**Written request**
Reproduce the entries exactly.

**Records shown**
====================

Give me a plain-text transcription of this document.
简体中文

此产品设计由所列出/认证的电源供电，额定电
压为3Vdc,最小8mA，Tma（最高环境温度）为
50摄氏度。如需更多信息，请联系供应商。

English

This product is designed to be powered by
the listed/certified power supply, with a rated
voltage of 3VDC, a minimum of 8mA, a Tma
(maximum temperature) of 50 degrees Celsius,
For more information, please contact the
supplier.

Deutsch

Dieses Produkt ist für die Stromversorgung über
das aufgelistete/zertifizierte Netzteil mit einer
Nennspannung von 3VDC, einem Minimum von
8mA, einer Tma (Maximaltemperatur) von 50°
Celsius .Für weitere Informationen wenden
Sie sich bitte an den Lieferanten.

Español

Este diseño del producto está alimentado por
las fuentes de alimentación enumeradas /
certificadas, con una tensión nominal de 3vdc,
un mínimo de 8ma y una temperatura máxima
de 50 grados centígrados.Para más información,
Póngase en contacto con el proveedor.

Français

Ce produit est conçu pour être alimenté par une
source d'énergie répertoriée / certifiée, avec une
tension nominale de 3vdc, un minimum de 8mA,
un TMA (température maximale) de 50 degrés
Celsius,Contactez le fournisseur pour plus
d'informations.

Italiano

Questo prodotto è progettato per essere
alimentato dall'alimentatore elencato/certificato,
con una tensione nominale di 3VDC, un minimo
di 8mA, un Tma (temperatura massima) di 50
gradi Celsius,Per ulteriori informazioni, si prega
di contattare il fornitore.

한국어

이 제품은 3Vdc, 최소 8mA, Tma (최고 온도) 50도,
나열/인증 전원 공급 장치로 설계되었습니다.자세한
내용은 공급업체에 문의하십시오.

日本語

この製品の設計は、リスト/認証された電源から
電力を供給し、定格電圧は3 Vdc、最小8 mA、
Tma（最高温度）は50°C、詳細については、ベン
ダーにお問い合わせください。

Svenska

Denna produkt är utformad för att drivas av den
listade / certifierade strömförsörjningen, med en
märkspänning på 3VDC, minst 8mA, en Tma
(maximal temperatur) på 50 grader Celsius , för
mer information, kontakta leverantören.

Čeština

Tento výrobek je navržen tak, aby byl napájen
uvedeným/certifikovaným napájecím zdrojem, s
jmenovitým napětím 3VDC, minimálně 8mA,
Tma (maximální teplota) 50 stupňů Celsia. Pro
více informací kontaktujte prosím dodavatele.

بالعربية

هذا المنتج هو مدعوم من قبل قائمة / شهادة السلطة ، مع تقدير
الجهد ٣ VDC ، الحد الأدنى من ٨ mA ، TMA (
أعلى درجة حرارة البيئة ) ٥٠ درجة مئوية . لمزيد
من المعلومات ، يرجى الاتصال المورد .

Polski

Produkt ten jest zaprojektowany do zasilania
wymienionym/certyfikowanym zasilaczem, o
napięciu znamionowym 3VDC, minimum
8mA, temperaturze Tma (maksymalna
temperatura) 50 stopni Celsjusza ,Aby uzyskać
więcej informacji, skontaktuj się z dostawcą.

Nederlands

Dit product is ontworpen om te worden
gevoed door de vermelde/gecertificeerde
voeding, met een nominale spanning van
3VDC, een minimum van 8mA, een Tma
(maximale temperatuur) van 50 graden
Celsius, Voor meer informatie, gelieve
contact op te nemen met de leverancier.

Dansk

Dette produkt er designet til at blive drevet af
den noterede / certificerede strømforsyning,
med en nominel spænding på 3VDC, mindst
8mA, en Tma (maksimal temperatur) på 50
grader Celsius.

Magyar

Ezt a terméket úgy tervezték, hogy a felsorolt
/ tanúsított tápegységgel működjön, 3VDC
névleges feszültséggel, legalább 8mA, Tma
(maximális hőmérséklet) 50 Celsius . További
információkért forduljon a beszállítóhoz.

====================

**Written answer**
Give me a plain-text transcription of this document.
简体中文

此产品设计由所列出/认证的电源供电，额定电
压为3Vdc,最小8mA，Tma（最高环境温度）为
50摄氏度。如需更多信息，请联系供应商。

English

This product is designed to be powered by
the listed/certified power supply, with a rated
voltage of 3VDC, a minimum of 8mA, a Tma
(maximum temperature) of 50 degrees Celsius,
For more information, please contact the
supplier.

Deutsch

Dieses Produkt ist für die Stromversorgung über
das aufgelistete/zertifizierte Netzteil mit einer
Nennspannung von 3VDC, einem Minimum von
8mA, einer Tma (Maximaltemperatur) von 50°
Celsius .Für weitere Informationen wenden
Sie sich bitte an den Lieferanten.

Español

Este diseño del producto está alimentado por
las fuentes de alimentación enumeradas /
certificadas, con una tensión nominal de 3vdc,
un mínimo de 8ma y una temperatura máxima
de 50 grados centígrados.Para más información,
Póngase en contacto con el proveedor.

Français

Ce produit est conçu pour être alimenté par une
source d'énergie répertoriée / certifiée, avec une
tension nominale de 3vdc, un minimum de 8mA,
un TMA (température maximale) de 50 degrés
Celsius,Contactez le fournisseur pour plus
d'informations.

Italiano

Questo prodotto è progettato per essere
alimentato dall'alimentatore elencato/certificato,
con una tensione nominale di 3VDC, un minimo
di 8mA, un Tma (temperatura massima) di 50
gradi Celsius,Per ulteriori informazioni, si prega
di contattare il fornitore.

한국어

이 제품은 3Vdc, 최소 8mA, Tma (최고 온도) 50도,
나열/인증 전원 공급 장치로 설계되었습니다.자세한
내용은 공급업체에 문의하십시오.

日本語

この製品の設計は、リスト/認証された電源から
電力を供給し、定格電圧は3 Vdc、最小8 mA、
Tma（最高温度）は50°C、詳細については、ベン
ダーにお問い合わせください。

Svenska

Denna produkt är utformad för att drivas av den
listade / certifierade strömförsörjningen, med en
märkspänning på 3VDC, minst 8mA, en Tma
(maximal temperatur) på 50 grader Celsius , för
mer information, kontakta leverantören.

Čeština

Tento výrobek je navržen tak, aby byl napájen
uvedeným/certifikovaným napájecím zdrojem, s
jmenovitým napětím 3VDC, minimálně 8mA,
Tma (maximální teplota) 50 stupňů Celsia. Pro
více informací kontaktujte prosím dodavatele.

بالعربية

هذا المنتج هو مدعوم من قبل قائمة / شهادة السلطة ، مع تقدير
الجهد ٣ VDC ، الحد الأدنى من ٨ mA ، TMA (
أعلى درجة حرارة البيئة ) ٥٠ درجة مئوية . لمزيد
من المعلومات ، يرجى الاتصال المورد .

Polski

Produkt ten jest zaprojektowany do zasilania
wymienionym/certyfikowanym zasilaczem, o
napięciu znamionowym 3VDC, minimum
8mA, temperaturze Tma (maksymalna
temperatura) 50 stopni Celsjusza ,Aby uzyskać
więcej informacji, skontaktuj się z dostawcą.

Nederlands

Dit product is ontworpen om te worden
gevoed door de vermelde/gecertificeerde
voeding, met een nominale spanning van
3VDC, een minimum van 8mA, een Tma
(maximale temperatuur) van 50 graden
Celsius, Voor meer informatie, gelieve
contact op te nemen met de leverancier.

Dansk

Dette produkt er designet til at blive drevet af
den noterede / certificerede strømforsyning,
med en nominel spænding på 3VDC, mindst
8mA, en Tma (maksimal temperatur) på 50
grader Celsius.

Magyar

Ezt a terméket úgy tervezték, hogy a felsorolt
/ tanúsított tápegységgel működjön, 3VDC
névleges feszültséggel, legalább 8mA, Tma
(maximális hőmérséklet) 50 Celsius . További
információkért forduljon a beszállítóhoz.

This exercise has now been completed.